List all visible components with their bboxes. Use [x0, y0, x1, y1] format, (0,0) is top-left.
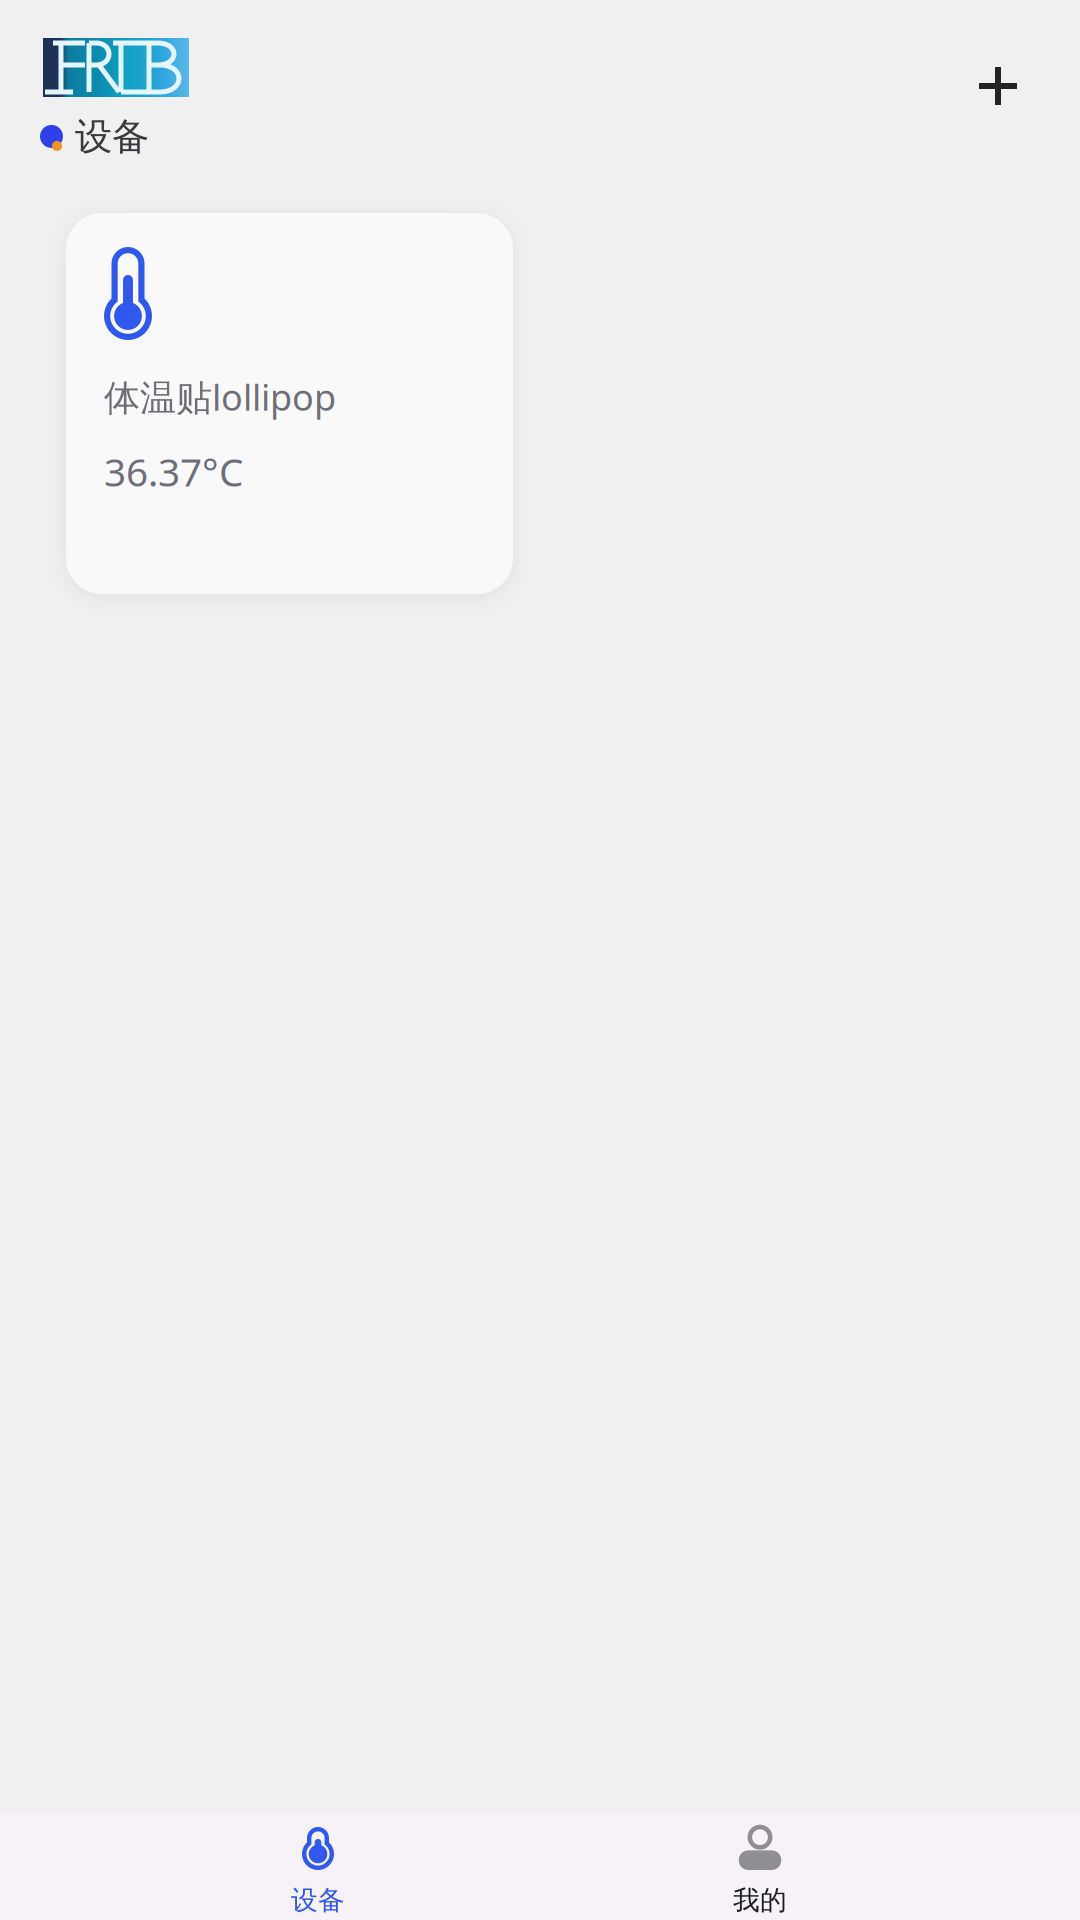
staticText: 设备: [75, 114, 149, 160]
button[interactable]: Add device: [948, 36, 1080, 136]
button[interactable]: 设备: [0, 1813, 539, 1920]
staticText: 我的: [733, 1884, 787, 1917]
staticText: 36.37°C: [104, 446, 243, 497]
staticText: 设备: [291, 1884, 345, 1917]
button[interactable]: 体温贴lollipop: [66, 213, 513, 594]
button[interactable]: 我的: [539, 1813, 1080, 1920]
staticText: 体温贴lollipop: [104, 373, 336, 421]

========================================================================

Prompt:
Rewrite all the rows above as a numbered list, skipping any blank lines. Leave out the pictures.

Task result:
1. List all visible components with their bboxes. Use [x0, y0, x1, y1] format, (0,0) is top-left.
2. staticText: 设备: [75, 114, 149, 160]
3. button[interactable]: Add device: [948, 36, 1080, 136]
4. button[interactable]: 设备: [0, 1813, 539, 1920]
5. staticText: 我的: [733, 1884, 787, 1917]
6. staticText: 36.37°C: [104, 446, 243, 497]
7. staticText: 设备: [291, 1884, 345, 1917]
8. button[interactable]: 体温贴lollipop: [66, 213, 513, 594]
9. button[interactable]: 我的: [539, 1813, 1080, 1920]
10. staticText: 体温贴lollipop: [104, 373, 336, 421]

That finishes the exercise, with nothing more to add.